#### [Provided information]
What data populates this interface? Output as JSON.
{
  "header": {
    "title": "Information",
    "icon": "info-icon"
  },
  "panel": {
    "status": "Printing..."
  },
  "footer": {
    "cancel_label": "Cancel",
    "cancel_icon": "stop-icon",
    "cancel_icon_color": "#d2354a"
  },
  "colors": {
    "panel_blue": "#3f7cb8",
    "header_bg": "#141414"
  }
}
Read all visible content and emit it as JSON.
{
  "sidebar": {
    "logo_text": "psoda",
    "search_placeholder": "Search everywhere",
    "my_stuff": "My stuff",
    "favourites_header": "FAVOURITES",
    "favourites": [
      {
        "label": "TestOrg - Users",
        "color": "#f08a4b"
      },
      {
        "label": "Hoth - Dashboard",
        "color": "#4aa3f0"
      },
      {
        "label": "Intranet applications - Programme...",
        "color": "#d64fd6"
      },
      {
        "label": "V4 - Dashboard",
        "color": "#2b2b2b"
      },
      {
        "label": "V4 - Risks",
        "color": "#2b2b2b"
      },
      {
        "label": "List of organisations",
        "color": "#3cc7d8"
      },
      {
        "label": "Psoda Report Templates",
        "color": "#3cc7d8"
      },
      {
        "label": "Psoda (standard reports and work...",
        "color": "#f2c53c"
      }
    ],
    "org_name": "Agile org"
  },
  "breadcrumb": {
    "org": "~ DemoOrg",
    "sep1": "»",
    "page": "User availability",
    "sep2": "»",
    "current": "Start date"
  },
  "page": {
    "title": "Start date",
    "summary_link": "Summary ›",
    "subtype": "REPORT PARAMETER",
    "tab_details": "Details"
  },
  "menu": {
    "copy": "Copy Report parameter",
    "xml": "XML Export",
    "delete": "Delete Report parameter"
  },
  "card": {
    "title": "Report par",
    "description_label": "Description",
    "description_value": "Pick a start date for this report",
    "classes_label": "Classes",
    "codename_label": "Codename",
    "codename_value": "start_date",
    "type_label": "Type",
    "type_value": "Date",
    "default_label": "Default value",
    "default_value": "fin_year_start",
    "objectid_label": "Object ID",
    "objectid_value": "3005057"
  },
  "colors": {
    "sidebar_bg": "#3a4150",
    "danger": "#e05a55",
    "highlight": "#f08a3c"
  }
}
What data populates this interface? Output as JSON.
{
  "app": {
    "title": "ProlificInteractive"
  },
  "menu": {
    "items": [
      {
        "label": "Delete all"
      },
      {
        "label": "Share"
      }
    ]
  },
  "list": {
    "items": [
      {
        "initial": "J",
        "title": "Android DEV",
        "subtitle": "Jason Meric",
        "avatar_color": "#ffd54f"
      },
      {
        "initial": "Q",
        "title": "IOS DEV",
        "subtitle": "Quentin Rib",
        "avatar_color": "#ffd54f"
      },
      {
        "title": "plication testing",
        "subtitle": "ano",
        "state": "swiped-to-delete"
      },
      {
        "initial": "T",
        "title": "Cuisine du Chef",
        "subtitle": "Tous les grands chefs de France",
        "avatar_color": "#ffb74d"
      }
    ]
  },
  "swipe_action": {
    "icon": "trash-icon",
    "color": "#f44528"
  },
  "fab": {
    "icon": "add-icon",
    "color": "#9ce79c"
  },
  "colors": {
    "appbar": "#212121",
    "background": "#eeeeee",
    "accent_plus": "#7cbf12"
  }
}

#### [What to do]
Extract all of the data above without altering anything.

#### [Response below]
What data populates this interface? Output as JSON.
{
  "header": {
    "title": "Information",
    "icon": "info-icon"
  },
  "panel": {
    "status": "Printing..."
  },
  "footer": {
    "cancel_label": "Cancel",
    "cancel_icon": "stop-icon",
    "cancel_icon_color": "#d2354a"
  },
  "colors": {
    "panel_blue": "#3f7cb8",
    "header_bg": "#141414"
  }
}
Read all visible content and emit it as JSON.
{
  "sidebar": {
    "logo_text": "psoda",
    "search_placeholder": "Search everywhere",
    "my_stuff": "My stuff",
    "favourites_header": "FAVOURITES",
    "favourites": [
      {
        "label": "TestOrg - Users",
        "color": "#f08a4b"
      },
      {
        "label": "Hoth - Dashboard",
        "color": "#4aa3f0"
      },
      {
        "label": "Intranet applications - Programme...",
        "color": "#d64fd6"
      },
      {
        "label": "V4 - Dashboard",
        "color": "#2b2b2b"
      },
      {
        "label": "V4 - Risks",
        "color": "#2b2b2b"
      },
      {
        "label": "List of organisations",
        "color": "#3cc7d8"
      },
      {
        "label": "Psoda Report Templates",
        "color": "#3cc7d8"
      },
      {
        "label": "Psoda (standard reports and work...",
        "color": "#f2c53c"
      }
    ],
    "org_name": "Agile org"
  },
  "breadcrumb": {
    "org": "~ DemoOrg",
    "sep1": "»",
    "page": "User availability",
    "sep2": "»",
    "current": "Start date"
  },
  "page": {
    "title": "Start date",
    "summary_link": "Summary ›",
    "subtype": "REPORT PARAMETER",
    "tab_details": "Details"
  },
  "menu": {
    "copy": "Copy Report parameter",
    "xml": "XML Export",
    "delete": "Delete Report parameter"
  },
  "card": {
    "title": "Report par",
    "description_label": "Description",
    "description_value": "Pick a start date for this report",
    "classes_label": "Classes",
    "codename_label": "Codename",
    "codename_value": "start_date",
    "type_label": "Type",
    "type_value": "Date",
    "default_label": "Default value",
    "default_value": "fin_year_start",
    "objectid_label": "Object ID",
    "objectid_value": "3005057"
  },
  "colors": {
    "sidebar_bg": "#3a4150",
    "danger": "#e05a55",
    "highlight": "#f08a3c"
  }
}
What data populates this interface? Output as JSON.
{
  "app": {
    "title": "ProlificInteractive"
  },
  "menu": {
    "items": [
      {
        "label": "Delete all"
      },
      {
        "label": "Share"
      }
    ]
  },
  "list": {
    "items": [
      {
        "initial": "J",
        "title": "Android DEV",
        "subtitle": "Jason Meric",
        "avatar_color": "#ffd54f"
      },
      {
        "initial": "Q",
        "title": "IOS DEV",
        "subtitle": "Quentin Rib",
        "avatar_color": "#ffd54f"
      },
      {
        "title": "plication testing",
        "subtitle": "ano",
        "state": "swiped-to-delete"
      },
      {
        "initial": "T",
        "title": "Cuisine du Chef",
        "subtitle": "Tous les grands chefs de France",
        "avatar_color": "#ffb74d"
      }
    ]
  },
  "swipe_action": {
    "icon": "trash-icon",
    "color": "#f44528"
  },
  "fab": {
    "icon": "add-icon",
    "color": "#9ce79c"
  },
  "colors": {
    "appbar": "#212121",
    "background": "#eeeeee",
    "accent_plus": "#7cbf12"
  }
}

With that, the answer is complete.